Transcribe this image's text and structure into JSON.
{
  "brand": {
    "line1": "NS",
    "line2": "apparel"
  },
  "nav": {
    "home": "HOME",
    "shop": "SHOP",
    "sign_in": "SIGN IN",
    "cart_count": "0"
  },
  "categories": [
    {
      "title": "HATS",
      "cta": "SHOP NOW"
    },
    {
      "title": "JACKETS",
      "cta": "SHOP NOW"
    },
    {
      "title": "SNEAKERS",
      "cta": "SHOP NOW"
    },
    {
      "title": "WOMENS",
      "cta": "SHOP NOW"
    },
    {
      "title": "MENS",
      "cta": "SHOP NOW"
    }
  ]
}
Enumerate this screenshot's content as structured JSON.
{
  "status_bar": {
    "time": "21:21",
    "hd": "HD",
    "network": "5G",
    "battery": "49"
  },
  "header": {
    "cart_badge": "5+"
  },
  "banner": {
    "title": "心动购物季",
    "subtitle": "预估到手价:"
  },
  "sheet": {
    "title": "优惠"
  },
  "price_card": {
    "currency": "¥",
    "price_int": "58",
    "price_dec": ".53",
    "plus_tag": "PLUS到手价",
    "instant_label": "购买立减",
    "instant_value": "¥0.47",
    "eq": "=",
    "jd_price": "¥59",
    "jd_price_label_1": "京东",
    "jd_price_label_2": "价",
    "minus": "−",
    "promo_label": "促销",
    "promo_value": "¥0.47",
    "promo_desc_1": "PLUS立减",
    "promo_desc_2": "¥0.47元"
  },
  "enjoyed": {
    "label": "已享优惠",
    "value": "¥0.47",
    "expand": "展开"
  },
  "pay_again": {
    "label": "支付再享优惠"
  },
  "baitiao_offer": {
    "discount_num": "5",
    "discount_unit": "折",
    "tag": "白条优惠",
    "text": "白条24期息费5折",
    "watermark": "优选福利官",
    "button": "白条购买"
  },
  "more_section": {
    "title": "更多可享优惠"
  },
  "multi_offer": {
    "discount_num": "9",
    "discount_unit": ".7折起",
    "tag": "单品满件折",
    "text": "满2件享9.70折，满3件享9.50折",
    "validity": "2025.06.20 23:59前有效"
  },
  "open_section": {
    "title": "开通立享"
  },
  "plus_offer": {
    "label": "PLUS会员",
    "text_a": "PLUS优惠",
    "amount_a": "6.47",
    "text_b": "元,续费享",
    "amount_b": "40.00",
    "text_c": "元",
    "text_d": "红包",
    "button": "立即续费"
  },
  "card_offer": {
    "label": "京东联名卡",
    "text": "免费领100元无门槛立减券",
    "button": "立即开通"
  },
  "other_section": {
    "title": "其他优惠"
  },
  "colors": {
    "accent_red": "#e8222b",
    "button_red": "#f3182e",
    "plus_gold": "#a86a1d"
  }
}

[EXERCISE]: Check all the records above and select each line where the string "this" is found.

[THE REPLY]:
Transcribe this image's text and structure into JSON.
Enumerate this screenshot's content as structured JSON.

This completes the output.